-- Data to process --
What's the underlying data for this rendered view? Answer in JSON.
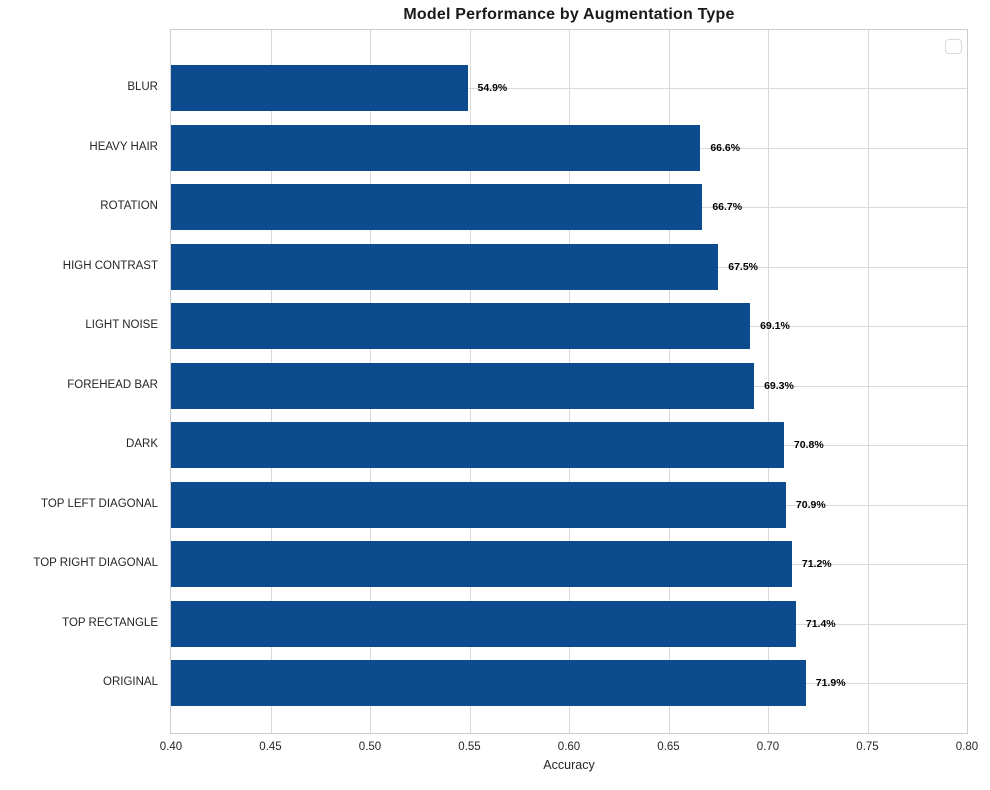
{
  "chart_data": {
    "type": "bar",
    "orientation": "horizontal",
    "title": "Model Performance by Augmentation Type",
    "xlabel": "Accuracy",
    "ylabel": "",
    "xlim": [
      0.4,
      0.8
    ],
    "x_ticks": [
      "0.40",
      "0.45",
      "0.50",
      "0.55",
      "0.60",
      "0.65",
      "0.70",
      "0.75",
      "0.80"
    ],
    "grid": true,
    "legend_position": "upper right",
    "legend_entries": [],
    "categories": [
      "BLUR",
      "HEAVY HAIR",
      "ROTATION",
      "HIGH CONTRAST",
      "LIGHT NOISE",
      "FOREHEAD BAR",
      "DARK",
      "TOP LEFT DIAGONAL",
      "TOP RIGHT DIAGONAL",
      "TOP RECTANGLE",
      "ORIGINAL"
    ],
    "values": [
      0.549,
      0.666,
      0.667,
      0.675,
      0.691,
      0.693,
      0.708,
      0.709,
      0.712,
      0.714,
      0.719
    ],
    "value_labels": [
      "54.9%",
      "66.6%",
      "66.7%",
      "67.5%",
      "69.1%",
      "69.3%",
      "70.8%",
      "70.9%",
      "71.2%",
      "71.4%",
      "71.9%"
    ],
    "colors": {
      "bar": "#0d4b8f",
      "grid": "#d9d9d9",
      "spine": "#cccccc",
      "title_text": "#1a1a1a",
      "tick_text": "#262626",
      "value_text": "#000000"
    }
  }
}
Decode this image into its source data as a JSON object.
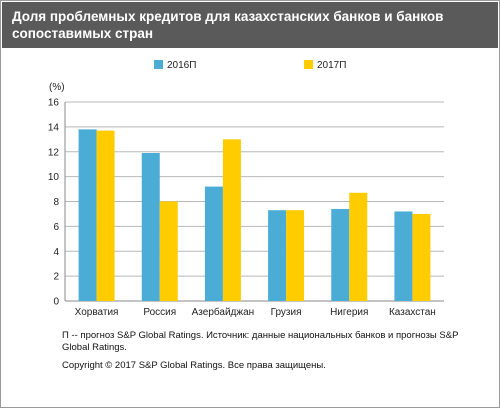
{
  "title": "Доля проблемных кредитов для казахстанских банков и банков сопоставимых стран",
  "footnote": "П -- прогноз S&P Global Ratings. Источник: данные национальных банков и прогнозы S&P Global Ratings.",
  "copyright": "Copyright © 2017 S&P Global Ratings. Все права защищены.",
  "colors": {
    "header_bg": "#5a5a5a",
    "series_2016": "#4bacd6",
    "series_2017": "#ffcc00",
    "grid": "#b8b8b8"
  },
  "chart_data": {
    "type": "bar",
    "categories": [
      "Хорватия",
      "Россия",
      "Азербайджан",
      "Грузия",
      "Нигерия",
      "Казахстан"
    ],
    "series": [
      {
        "name": "2016П",
        "values": [
          13.8,
          11.9,
          9.2,
          7.3,
          7.4,
          7.2
        ],
        "color": "#4bacd6"
      },
      {
        "name": "2017П",
        "values": [
          13.7,
          8.0,
          13.0,
          7.3,
          8.7,
          7.0
        ],
        "color": "#ffcc00"
      }
    ],
    "ylabel": "(%)",
    "ylim": [
      0,
      16
    ],
    "yticks": [
      0,
      2,
      4,
      6,
      8,
      10,
      12,
      14,
      16
    ],
    "grid": true,
    "legend": "top"
  }
}
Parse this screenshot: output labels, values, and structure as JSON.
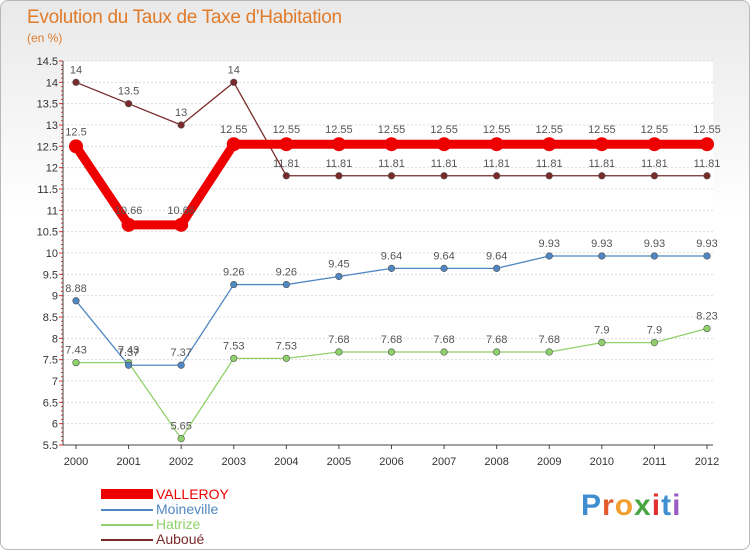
{
  "chart_data": {
    "type": "line",
    "title": "Evolution du Taux de Taxe d'Habitation",
    "subtitle": "(en %)",
    "x": [
      "2000",
      "2001",
      "2002",
      "2003",
      "2004",
      "2005",
      "2006",
      "2007",
      "2008",
      "2009",
      "2010",
      "2011",
      "2012"
    ],
    "ylim": [
      5.5,
      14.5
    ],
    "yticks": [
      "5.5",
      "6",
      "6.5",
      "7",
      "7.5",
      "8",
      "8.5",
      "9",
      "9.5",
      "10",
      "10.5",
      "11",
      "11.5",
      "12",
      "12.5",
      "13",
      "13.5",
      "14",
      "14.5"
    ],
    "grid": "horizontal",
    "legend": "bottom-left",
    "series": [
      {
        "name": "VALLEROY",
        "color": "#ee0000",
        "values": [
          12.5,
          10.66,
          10.66,
          12.55,
          12.55,
          12.55,
          12.55,
          12.55,
          12.55,
          12.55,
          12.55,
          12.55,
          12.55
        ],
        "labels": [
          "12.5",
          "10.66",
          "10.66",
          "12.55",
          "12.55",
          "12.55",
          "12.55",
          "12.55",
          "12.55",
          "12.55",
          "12.55",
          "12.55",
          "12.55"
        ]
      },
      {
        "name": "Moineville",
        "color": "#4f87c2",
        "values": [
          8.88,
          7.37,
          7.37,
          9.26,
          9.26,
          9.45,
          9.64,
          9.64,
          9.64,
          9.93,
          9.93,
          9.93,
          9.93
        ],
        "labels": [
          "8.88",
          "7.37",
          "7.37",
          "9.26",
          "9.26",
          "9.45",
          "9.64",
          "9.64",
          "9.64",
          "9.93",
          "9.93",
          "9.93",
          "9.93"
        ]
      },
      {
        "name": "Hatrize",
        "color": "#8fd16a",
        "values": [
          7.43,
          7.43,
          5.65,
          7.53,
          7.53,
          7.68,
          7.68,
          7.68,
          7.68,
          7.68,
          7.9,
          7.9,
          8.23
        ],
        "labels": [
          "7.43",
          "7.43",
          "5.65",
          "7.53",
          "7.53",
          "7.68",
          "7.68",
          "7.68",
          "7.68",
          "7.68",
          "7.9",
          "7.9",
          "8.23"
        ]
      },
      {
        "name": "Auboué",
        "color": "#7a2a2a",
        "values": [
          14,
          13.5,
          13,
          14,
          11.81,
          11.81,
          11.81,
          11.81,
          11.81,
          11.81,
          11.81,
          11.81,
          11.81
        ],
        "labels": [
          "14",
          "13.5",
          "13",
          "14",
          "11.81",
          "11.81",
          "11.81",
          "11.81",
          "11.81",
          "11.81",
          "11.81",
          "11.81",
          "11.81"
        ]
      }
    ]
  },
  "brand": {
    "logo_letters": [
      "P",
      "r",
      "o",
      "x",
      "i",
      "t",
      "i"
    ],
    "logo_colors": [
      "#3f8fd0",
      "#e35a2c",
      "#f0a030",
      "#4aa640",
      "#e03030",
      "#3f8fd0",
      "#9a5bc4"
    ]
  }
}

-- Short exercise --
Look over the listing. Pull out every line with the string "this" in it.

-- Reply to the task --
What's the underlying data for this rendered view? Answer in JSON.
Decode this image into its source data as a JSON object.
Parse this screenshot: output labels, values, and structure as JSON.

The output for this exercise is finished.